**WHAT THE TASK REQUIRES**
Write out all of the lines below, exactly and completely.

**STORED RECORDS**

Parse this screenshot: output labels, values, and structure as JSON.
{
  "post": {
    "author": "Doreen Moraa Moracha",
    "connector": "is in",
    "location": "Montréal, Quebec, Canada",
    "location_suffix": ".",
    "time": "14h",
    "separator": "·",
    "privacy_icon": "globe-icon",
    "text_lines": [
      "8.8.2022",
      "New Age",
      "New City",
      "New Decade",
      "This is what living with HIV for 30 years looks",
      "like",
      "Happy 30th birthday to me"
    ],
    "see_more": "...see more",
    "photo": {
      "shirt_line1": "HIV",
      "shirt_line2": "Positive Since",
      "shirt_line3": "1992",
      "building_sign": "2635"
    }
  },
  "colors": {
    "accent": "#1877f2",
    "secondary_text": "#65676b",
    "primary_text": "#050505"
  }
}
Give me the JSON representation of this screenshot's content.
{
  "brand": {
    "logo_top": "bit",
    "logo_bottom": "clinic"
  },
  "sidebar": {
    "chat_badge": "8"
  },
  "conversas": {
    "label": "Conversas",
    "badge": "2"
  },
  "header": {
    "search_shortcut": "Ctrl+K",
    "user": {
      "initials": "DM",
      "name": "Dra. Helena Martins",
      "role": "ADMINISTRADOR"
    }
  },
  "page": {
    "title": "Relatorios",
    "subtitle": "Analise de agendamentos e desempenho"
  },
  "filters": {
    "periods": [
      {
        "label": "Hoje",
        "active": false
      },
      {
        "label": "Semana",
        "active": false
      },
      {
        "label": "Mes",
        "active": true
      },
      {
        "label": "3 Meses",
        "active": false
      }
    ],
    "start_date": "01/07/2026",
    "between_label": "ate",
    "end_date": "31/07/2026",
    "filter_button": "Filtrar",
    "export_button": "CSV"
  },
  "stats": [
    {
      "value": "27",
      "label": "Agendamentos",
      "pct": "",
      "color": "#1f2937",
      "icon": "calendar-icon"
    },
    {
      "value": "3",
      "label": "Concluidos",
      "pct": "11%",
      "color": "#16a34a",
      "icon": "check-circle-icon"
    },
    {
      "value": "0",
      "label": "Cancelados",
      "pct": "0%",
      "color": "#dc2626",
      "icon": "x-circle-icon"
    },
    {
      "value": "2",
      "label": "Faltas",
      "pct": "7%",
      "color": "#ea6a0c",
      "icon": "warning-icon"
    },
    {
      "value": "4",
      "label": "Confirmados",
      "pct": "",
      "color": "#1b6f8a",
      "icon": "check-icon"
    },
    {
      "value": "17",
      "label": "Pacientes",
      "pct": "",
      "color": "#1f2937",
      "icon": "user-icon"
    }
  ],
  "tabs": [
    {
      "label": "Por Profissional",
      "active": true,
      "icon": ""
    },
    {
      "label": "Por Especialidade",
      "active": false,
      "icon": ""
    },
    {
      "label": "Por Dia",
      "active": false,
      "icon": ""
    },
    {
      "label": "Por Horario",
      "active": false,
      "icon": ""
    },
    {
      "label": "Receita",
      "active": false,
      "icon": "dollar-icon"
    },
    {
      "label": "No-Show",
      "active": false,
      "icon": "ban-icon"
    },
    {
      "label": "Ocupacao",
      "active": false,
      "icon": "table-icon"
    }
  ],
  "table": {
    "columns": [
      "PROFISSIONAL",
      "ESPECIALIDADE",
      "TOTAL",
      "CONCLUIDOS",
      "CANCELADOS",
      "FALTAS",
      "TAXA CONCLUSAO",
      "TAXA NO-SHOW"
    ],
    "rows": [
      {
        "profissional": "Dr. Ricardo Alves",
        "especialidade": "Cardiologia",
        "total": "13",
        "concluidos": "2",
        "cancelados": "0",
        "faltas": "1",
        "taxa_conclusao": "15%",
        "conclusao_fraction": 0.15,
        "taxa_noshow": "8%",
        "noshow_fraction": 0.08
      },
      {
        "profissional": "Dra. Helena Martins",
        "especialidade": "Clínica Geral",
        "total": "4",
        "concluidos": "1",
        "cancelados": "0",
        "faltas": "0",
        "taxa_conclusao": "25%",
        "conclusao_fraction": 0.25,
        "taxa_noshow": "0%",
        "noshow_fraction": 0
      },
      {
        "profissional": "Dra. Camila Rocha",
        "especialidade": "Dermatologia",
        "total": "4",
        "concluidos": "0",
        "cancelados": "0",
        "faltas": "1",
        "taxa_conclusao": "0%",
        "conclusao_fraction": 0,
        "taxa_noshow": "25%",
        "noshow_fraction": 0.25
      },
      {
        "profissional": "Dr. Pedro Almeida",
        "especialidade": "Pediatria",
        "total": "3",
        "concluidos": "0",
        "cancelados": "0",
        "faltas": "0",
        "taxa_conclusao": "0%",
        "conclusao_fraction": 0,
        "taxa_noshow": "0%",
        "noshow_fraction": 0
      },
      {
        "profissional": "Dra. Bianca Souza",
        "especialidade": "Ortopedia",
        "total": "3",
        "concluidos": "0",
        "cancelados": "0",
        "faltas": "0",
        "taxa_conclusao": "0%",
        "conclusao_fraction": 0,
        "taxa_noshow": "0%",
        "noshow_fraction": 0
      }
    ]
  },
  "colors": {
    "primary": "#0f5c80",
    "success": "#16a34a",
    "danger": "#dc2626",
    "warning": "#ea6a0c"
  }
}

**RESULT**
Parse this screenshot: output labels, values, and structure as JSON.
{
  "post": {
    "author": "Doreen Moraa Moracha",
    "connector": "is in",
    "location": "Montréal, Quebec, Canada",
    "location_suffix": ".",
    "time": "14h",
    "separator": "·",
    "privacy_icon": "globe-icon",
    "text_lines": [
      "8.8.2022",
      "New Age",
      "New City",
      "New Decade",
      "This is what living with HIV for 30 years looks",
      "like",
      "Happy 30th birthday to me"
    ],
    "see_more": "...see more",
    "photo": {
      "shirt_line1": "HIV",
      "shirt_line2": "Positive Since",
      "shirt_line3": "1992",
      "building_sign": "2635"
    }
  },
  "colors": {
    "accent": "#1877f2",
    "secondary_text": "#65676b",
    "primary_text": "#050505"
  }
}
Give me the JSON representation of this screenshot's content.
{
  "brand": {
    "logo_top": "bit",
    "logo_bottom": "clinic"
  },
  "sidebar": {
    "chat_badge": "8"
  },
  "conversas": {
    "label": "Conversas",
    "badge": "2"
  },
  "header": {
    "search_shortcut": "Ctrl+K",
    "user": {
      "initials": "DM",
      "name": "Dra. Helena Martins",
      "role": "ADMINISTRADOR"
    }
  },
  "page": {
    "title": "Relatorios",
    "subtitle": "Analise de agendamentos e desempenho"
  },
  "filters": {
    "periods": [
      {
        "label": "Hoje",
        "active": false
      },
      {
        "label": "Semana",
        "active": false
      },
      {
        "label": "Mes",
        "active": true
      },
      {
        "label": "3 Meses",
        "active": false
      }
    ],
    "start_date": "01/07/2026",
    "between_label": "ate",
    "end_date": "31/07/2026",
    "filter_button": "Filtrar",
    "export_button": "CSV"
  },
  "stats": [
    {
      "value": "27",
      "label": "Agendamentos",
      "pct": "",
      "color": "#1f2937",
      "icon": "calendar-icon"
    },
    {
      "value": "3",
      "label": "Concluidos",
      "pct": "11%",
      "color": "#16a34a",
      "icon": "check-circle-icon"
    },
    {
      "value": "0",
      "label": "Cancelados",
      "pct": "0%",
      "color": "#dc2626",
      "icon": "x-circle-icon"
    },
    {
      "value": "2",
      "label": "Faltas",
      "pct": "7%",
      "color": "#ea6a0c",
      "icon": "warning-icon"
    },
    {
      "value": "4",
      "label": "Confirmados",
      "pct": "",
      "color": "#1b6f8a",
      "icon": "check-icon"
    },
    {
      "value": "17",
      "label": "Pacientes",
      "pct": "",
      "color": "#1f2937",
      "icon": "user-icon"
    }
  ],
  "tabs": [
    {
      "label": "Por Profissional",
      "active": true,
      "icon": ""
    },
    {
      "label": "Por Especialidade",
      "active": false,
      "icon": ""
    },
    {
      "label": "Por Dia",
      "active": false,
      "icon": ""
    },
    {
      "label": "Por Horario",
      "active": false,
      "icon": ""
    },
    {
      "label": "Receita",
      "active": false,
      "icon": "dollar-icon"
    },
    {
      "label": "No-Show",
      "active": false,
      "icon": "ban-icon"
    },
    {
      "label": "Ocupacao",
      "active": false,
      "icon": "table-icon"
    }
  ],
  "table": {
    "columns": [
      "PROFISSIONAL",
      "ESPECIALIDADE",
      "TOTAL",
      "CONCLUIDOS",
      "CANCELADOS",
      "FALTAS",
      "TAXA CONCLUSAO",
      "TAXA NO-SHOW"
    ],
    "rows": [
      {
        "profissional": "Dr. Ricardo Alves",
        "especialidade": "Cardiologia",
        "total": "13",
        "concluidos": "2",
        "cancelados": "0",
        "faltas": "1",
        "taxa_conclusao": "15%",
        "conclusao_fraction": 0.15,
        "taxa_noshow": "8%",
        "noshow_fraction": 0.08
      },
      {
        "profissional": "Dra. Helena Martins",
        "especialidade": "Clínica Geral",
        "total": "4",
        "concluidos": "1",
        "cancelados": "0",
        "faltas": "0",
        "taxa_conclusao": "25%",
        "conclusao_fraction": 0.25,
        "taxa_noshow": "0%",
        "noshow_fraction": 0
      },
      {
        "profissional": "Dra. Camila Rocha",
        "especialidade": "Dermatologia",
        "total": "4",
        "concluidos": "0",
        "cancelados": "0",
        "faltas": "1",
        "taxa_conclusao": "0%",
        "conclusao_fraction": 0,
        "taxa_noshow": "25%",
        "noshow_fraction": 0.25
      },
      {
        "profissional": "Dr. Pedro Almeida",
        "especialidade": "Pediatria",
        "total": "3",
        "concluidos": "0",
        "cancelados": "0",
        "faltas": "0",
        "taxa_conclusao": "0%",
        "conclusao_fraction": 0,
        "taxa_noshow": "0%",
        "noshow_fraction": 0
      },
      {
        "profissional": "Dra. Bianca Souza",
        "especialidade": "Ortopedia",
        "total": "3",
        "concluidos": "0",
        "cancelados": "0",
        "faltas": "0",
        "taxa_conclusao": "0%",
        "conclusao_fraction": 0,
        "taxa_noshow": "0%",
        "noshow_fraction": 0
      }
    ]
  },
  "colors": {
    "primary": "#0f5c80",
    "success": "#16a34a",
    "danger": "#dc2626",
    "warning": "#ea6a0c"
  }
}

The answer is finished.